> [Required task]
Copy every entry word for word, but skip the pictures.

(Figure data in JSON)
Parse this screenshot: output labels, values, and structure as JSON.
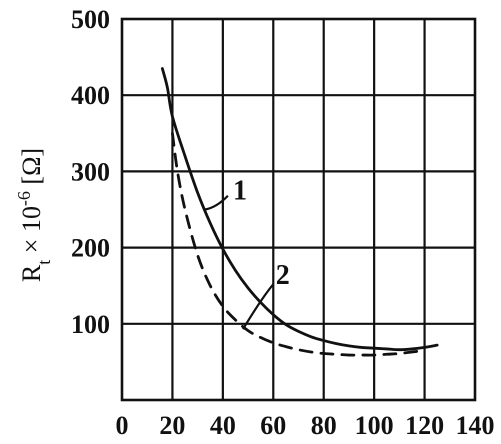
{
  "chart_data": {
    "type": "line",
    "title": "",
    "xlabel": "",
    "ylabel": "R",
    "ylabel_sub": "t",
    "ylabel_rest": " × 10",
    "ylabel_sup": "-6",
    "ylabel_unit": " [Ω]",
    "xlim": [
      0,
      140
    ],
    "ylim": [
      0,
      500
    ],
    "grid": true,
    "x_ticks": [
      "0",
      "20",
      "40",
      "60",
      "80",
      "100",
      "120",
      "140"
    ],
    "y_ticks": [
      "100",
      "200",
      "300",
      "400",
      "500"
    ],
    "series": [
      {
        "name": "1",
        "style": "solid",
        "x": [
          16,
          18,
          20,
          25,
          30,
          35,
          40,
          45,
          50,
          55,
          60,
          65,
          70,
          75,
          80,
          85,
          90,
          95,
          100,
          105,
          110,
          115,
          120,
          125
        ],
        "y": [
          435,
          410,
          372,
          320,
          272,
          232,
          198,
          170,
          147,
          128,
          112,
          99,
          90,
          83,
          78,
          74,
          71,
          69,
          68,
          67,
          66,
          67,
          69,
          72
        ]
      },
      {
        "name": "2",
        "style": "dashed",
        "x": [
          20,
          22,
          25,
          30,
          35,
          40,
          45,
          50,
          55,
          60,
          65,
          70,
          75,
          80,
          85,
          90,
          95,
          100,
          105,
          110,
          115,
          120
        ],
        "y": [
          350,
          300,
          250,
          190,
          150,
          123,
          105,
          91,
          82,
          75,
          70,
          66,
          63,
          61,
          60,
          59,
          59,
          59,
          60,
          61,
          63,
          65
        ]
      }
    ]
  }
}
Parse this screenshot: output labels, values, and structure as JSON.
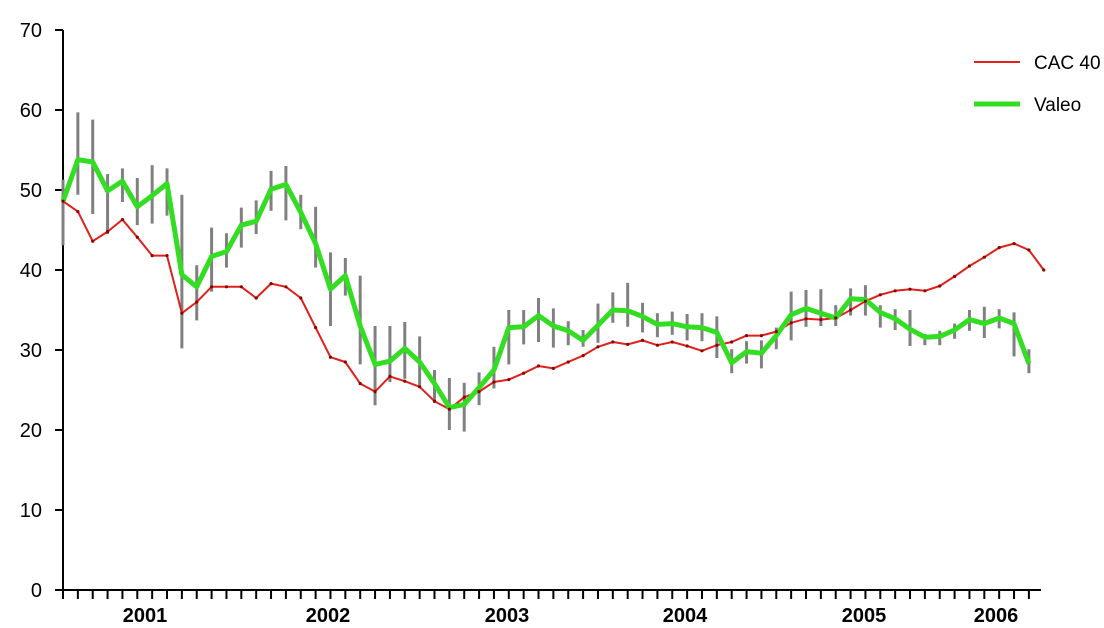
{
  "chart_data": {
    "type": "line",
    "title": "",
    "xlabel": "",
    "ylabel": "",
    "ylim": [
      0,
      70
    ],
    "yticks": [
      "0",
      "10",
      "20",
      "30",
      "40",
      "50",
      "60",
      "70"
    ],
    "year_labels": [
      "2001",
      "2002",
      "2003",
      "2004",
      "2005",
      "2006"
    ],
    "legend_position": "top-right",
    "grid": false,
    "series": [
      {
        "name": "CAC 40",
        "color": "#e0201a",
        "values": [
          48.6,
          47.3,
          43.6,
          44.8,
          46.3,
          44.1,
          41.8,
          41.8,
          34.6,
          36.0,
          37.9,
          37.9,
          37.9,
          36.5,
          38.3,
          37.9,
          36.5,
          32.8,
          29.1,
          28.5,
          25.8,
          24.8,
          26.7,
          26.1,
          25.4,
          23.6,
          22.6,
          24.1,
          24.8,
          26.0,
          26.3,
          27.1,
          28.0,
          27.7,
          28.5,
          29.3,
          30.4,
          31.0,
          30.7,
          31.2,
          30.6,
          31.0,
          30.5,
          29.9,
          30.6,
          31.0,
          31.8,
          31.8,
          32.3,
          33.4,
          33.9,
          33.8,
          34.0,
          35.0,
          36.1,
          36.9,
          37.4,
          37.6,
          37.4,
          38.0,
          39.2,
          40.5,
          41.6,
          42.8,
          43.3,
          42.5,
          40.0
        ]
      },
      {
        "name": "Valeo",
        "color": "#33dd22",
        "values": [
          48.6,
          53.8,
          53.5,
          49.9,
          51.1,
          47.9,
          49.3,
          50.8,
          39.4,
          37.9,
          41.7,
          42.3,
          45.6,
          46.1,
          50.1,
          50.7,
          47.2,
          43.3,
          37.6,
          39.3,
          33.0,
          28.2,
          28.6,
          30.2,
          28.5,
          25.8,
          22.8,
          23.2,
          25.3,
          27.5,
          32.8,
          32.9,
          34.3,
          33.0,
          32.4,
          31.2,
          33.1,
          35.0,
          34.9,
          34.2,
          33.2,
          33.3,
          32.9,
          32.8,
          32.2,
          28.4,
          29.8,
          29.6,
          31.8,
          34.4,
          35.2,
          34.6,
          34.0,
          36.4,
          36.3,
          34.7,
          33.9,
          32.6,
          31.6,
          31.7,
          32.5,
          33.8,
          33.3,
          34.0,
          33.3,
          28.3
        ]
      }
    ],
    "range_bars": [
      [
        43.1,
        51.3
      ],
      [
        49.4,
        59.7
      ],
      [
        47.0,
        58.8
      ],
      [
        44.5,
        52.0
      ],
      [
        48.5,
        52.7
      ],
      [
        45.6,
        51.5
      ],
      [
        45.8,
        53.1
      ],
      [
        46.8,
        52.7
      ],
      [
        30.2,
        49.4
      ],
      [
        33.7,
        40.6
      ],
      [
        37.3,
        45.3
      ],
      [
        40.3,
        44.6
      ],
      [
        42.8,
        47.8
      ],
      [
        44.5,
        48.7
      ],
      [
        47.4,
        52.4
      ],
      [
        46.2,
        53.0
      ],
      [
        45.1,
        49.4
      ],
      [
        40.3,
        47.9
      ],
      [
        33.0,
        42.2
      ],
      [
        36.8,
        41.5
      ],
      [
        28.2,
        39.3
      ],
      [
        23.1,
        33.0
      ],
      [
        26.0,
        33.0
      ],
      [
        26.4,
        33.5
      ],
      [
        25.4,
        31.7
      ],
      [
        23.4,
        27.5
      ],
      [
        20.0,
        26.5
      ],
      [
        19.8,
        25.9
      ],
      [
        23.1,
        27.2
      ],
      [
        25.2,
        30.4
      ],
      [
        28.2,
        35.0
      ],
      [
        30.7,
        35.0
      ],
      [
        31.0,
        36.5
      ],
      [
        30.3,
        35.2
      ],
      [
        30.6,
        33.6
      ],
      [
        30.4,
        32.5
      ],
      [
        30.9,
        35.8
      ],
      [
        33.4,
        37.2
      ],
      [
        32.9,
        38.4
      ],
      [
        32.2,
        35.9
      ],
      [
        31.6,
        34.6
      ],
      [
        31.9,
        34.8
      ],
      [
        31.2,
        34.5
      ],
      [
        31.1,
        34.6
      ],
      [
        29.0,
        34.2
      ],
      [
        27.1,
        30.1
      ],
      [
        28.3,
        31.1
      ],
      [
        27.7,
        31.2
      ],
      [
        30.1,
        32.8
      ],
      [
        31.2,
        37.3
      ],
      [
        32.9,
        37.5
      ],
      [
        33.0,
        37.6
      ],
      [
        33.0,
        35.6
      ],
      [
        34.3,
        37.7
      ],
      [
        34.3,
        38.1
      ],
      [
        32.8,
        35.6
      ],
      [
        32.5,
        35.1
      ],
      [
        30.5,
        35.0
      ],
      [
        30.6,
        32.0
      ],
      [
        30.6,
        32.4
      ],
      [
        31.4,
        33.3
      ],
      [
        32.4,
        35.0
      ],
      [
        31.5,
        35.4
      ],
      [
        32.7,
        35.1
      ],
      [
        29.2,
        34.7
      ],
      [
        27.1,
        30.1
      ]
    ]
  }
}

> [Written answer]
Parse this screenshot: output labels, values, and structure as JSON.
{
  "chart_data": {
    "type": "line",
    "title": "",
    "xlabel": "",
    "ylabel": "R",
    "ylabel_sub": "t",
    "ylabel_rest": " × 10",
    "ylabel_sup": "-6",
    "ylabel_unit": " [Ω]",
    "xlim": [
      0,
      140
    ],
    "ylim": [
      0,
      500
    ],
    "grid": true,
    "x_ticks": [
      "0",
      "20",
      "40",
      "60",
      "80",
      "100",
      "120",
      "140"
    ],
    "y_ticks": [
      "100",
      "200",
      "300",
      "400",
      "500"
    ],
    "series": [
      {
        "name": "1",
        "style": "solid",
        "x": [
          16,
          18,
          20,
          25,
          30,
          35,
          40,
          45,
          50,
          55,
          60,
          65,
          70,
          75,
          80,
          85,
          90,
          95,
          100,
          105,
          110,
          115,
          120,
          125
        ],
        "y": [
          435,
          410,
          372,
          320,
          272,
          232,
          198,
          170,
          147,
          128,
          112,
          99,
          90,
          83,
          78,
          74,
          71,
          69,
          68,
          67,
          66,
          67,
          69,
          72
        ]
      },
      {
        "name": "2",
        "style": "dashed",
        "x": [
          20,
          22,
          25,
          30,
          35,
          40,
          45,
          50,
          55,
          60,
          65,
          70,
          75,
          80,
          85,
          90,
          95,
          100,
          105,
          110,
          115,
          120
        ],
        "y": [
          350,
          300,
          250,
          190,
          150,
          123,
          105,
          91,
          82,
          75,
          70,
          66,
          63,
          61,
          60,
          59,
          59,
          59,
          60,
          61,
          63,
          65
        ]
      }
    ]
  }
}
Parse this screenshot: output labels, values, and structure as JSON.
{
  "chart_data": {
    "type": "line",
    "title": "",
    "xlabel": "",
    "ylabel": "",
    "ylim": [
      0,
      70
    ],
    "yticks": [
      "0",
      "10",
      "20",
      "30",
      "40",
      "50",
      "60",
      "70"
    ],
    "year_labels": [
      "2001",
      "2002",
      "2003",
      "2004",
      "2005",
      "2006"
    ],
    "legend_position": "top-right",
    "grid": false,
    "series": [
      {
        "name": "CAC 40",
        "color": "#e0201a",
        "values": [
          48.6,
          47.3,
          43.6,
          44.8,
          46.3,
          44.1,
          41.8,
          41.8,
          34.6,
          36.0,
          37.9,
          37.9,
          37.9,
          36.5,
          38.3,
          37.9,
          36.5,
          32.8,
          29.1,
          28.5,
          25.8,
          24.8,
          26.7,
          26.1,
          25.4,
          23.6,
          22.6,
          24.1,
          24.8,
          26.0,
          26.3,
          27.1,
          28.0,
          27.7,
          28.5,
          29.3,
          30.4,
          31.0,
          30.7,
          31.2,
          30.6,
          31.0,
          30.5,
          29.9,
          30.6,
          31.0,
          31.8,
          31.8,
          32.3,
          33.4,
          33.9,
          33.8,
          34.0,
          35.0,
          36.1,
          36.9,
          37.4,
          37.6,
          37.4,
          38.0,
          39.2,
          40.5,
          41.6,
          42.8,
          43.3,
          42.5,
          40.0
        ]
      },
      {
        "name": "Valeo",
        "color": "#33dd22",
        "values": [
          48.6,
          53.8,
          53.5,
          49.9,
          51.1,
          47.9,
          49.3,
          50.8,
          39.4,
          37.9,
          41.7,
          42.3,
          45.6,
          46.1,
          50.1,
          50.7,
          47.2,
          43.3,
          37.6,
          39.3,
          33.0,
          28.2,
          28.6,
          30.2,
          28.5,
          25.8,
          22.8,
          23.2,
          25.3,
          27.5,
          32.8,
          32.9,
          34.3,
          33.0,
          32.4,
          31.2,
          33.1,
          35.0,
          34.9,
          34.2,
          33.2,
          33.3,
          32.9,
          32.8,
          32.2,
          28.4,
          29.8,
          29.6,
          31.8,
          34.4,
          35.2,
          34.6,
          34.0,
          36.4,
          36.3,
          34.7,
          33.9,
          32.6,
          31.6,
          31.7,
          32.5,
          33.8,
          33.3,
          34.0,
          33.3,
          28.3
        ]
      }
    ],
    "range_bars": [
      [
        43.1,
        51.3
      ],
      [
        49.4,
        59.7
      ],
      [
        47.0,
        58.8
      ],
      [
        44.5,
        52.0
      ],
      [
        48.5,
        52.7
      ],
      [
        45.6,
        51.5
      ],
      [
        45.8,
        53.1
      ],
      [
        46.8,
        52.7
      ],
      [
        30.2,
        49.4
      ],
      [
        33.7,
        40.6
      ],
      [
        37.3,
        45.3
      ],
      [
        40.3,
        44.6
      ],
      [
        42.8,
        47.8
      ],
      [
        44.5,
        48.7
      ],
      [
        47.4,
        52.4
      ],
      [
        46.2,
        53.0
      ],
      [
        45.1,
        49.4
      ],
      [
        40.3,
        47.9
      ],
      [
        33.0,
        42.2
      ],
      [
        36.8,
        41.5
      ],
      [
        28.2,
        39.3
      ],
      [
        23.1,
        33.0
      ],
      [
        26.0,
        33.0
      ],
      [
        26.4,
        33.5
      ],
      [
        25.4,
        31.7
      ],
      [
        23.4,
        27.5
      ],
      [
        20.0,
        26.5
      ],
      [
        19.8,
        25.9
      ],
      [
        23.1,
        27.2
      ],
      [
        25.2,
        30.4
      ],
      [
        28.2,
        35.0
      ],
      [
        30.7,
        35.0
      ],
      [
        31.0,
        36.5
      ],
      [
        30.3,
        35.2
      ],
      [
        30.6,
        33.6
      ],
      [
        30.4,
        32.5
      ],
      [
        30.9,
        35.8
      ],
      [
        33.4,
        37.2
      ],
      [
        32.9,
        38.4
      ],
      [
        32.2,
        35.9
      ],
      [
        31.6,
        34.6
      ],
      [
        31.9,
        34.8
      ],
      [
        31.2,
        34.5
      ],
      [
        31.1,
        34.6
      ],
      [
        29.0,
        34.2
      ],
      [
        27.1,
        30.1
      ],
      [
        28.3,
        31.1
      ],
      [
        27.7,
        31.2
      ],
      [
        30.1,
        32.8
      ],
      [
        31.2,
        37.3
      ],
      [
        32.9,
        37.5
      ],
      [
        33.0,
        37.6
      ],
      [
        33.0,
        35.6
      ],
      [
        34.3,
        37.7
      ],
      [
        34.3,
        38.1
      ],
      [
        32.8,
        35.6
      ],
      [
        32.5,
        35.1
      ],
      [
        30.5,
        35.0
      ],
      [
        30.6,
        32.0
      ],
      [
        30.6,
        32.4
      ],
      [
        31.4,
        33.3
      ],
      [
        32.4,
        35.0
      ],
      [
        31.5,
        35.4
      ],
      [
        32.7,
        35.1
      ],
      [
        29.2,
        34.7
      ],
      [
        27.1,
        30.1
      ]
    ]
  }
}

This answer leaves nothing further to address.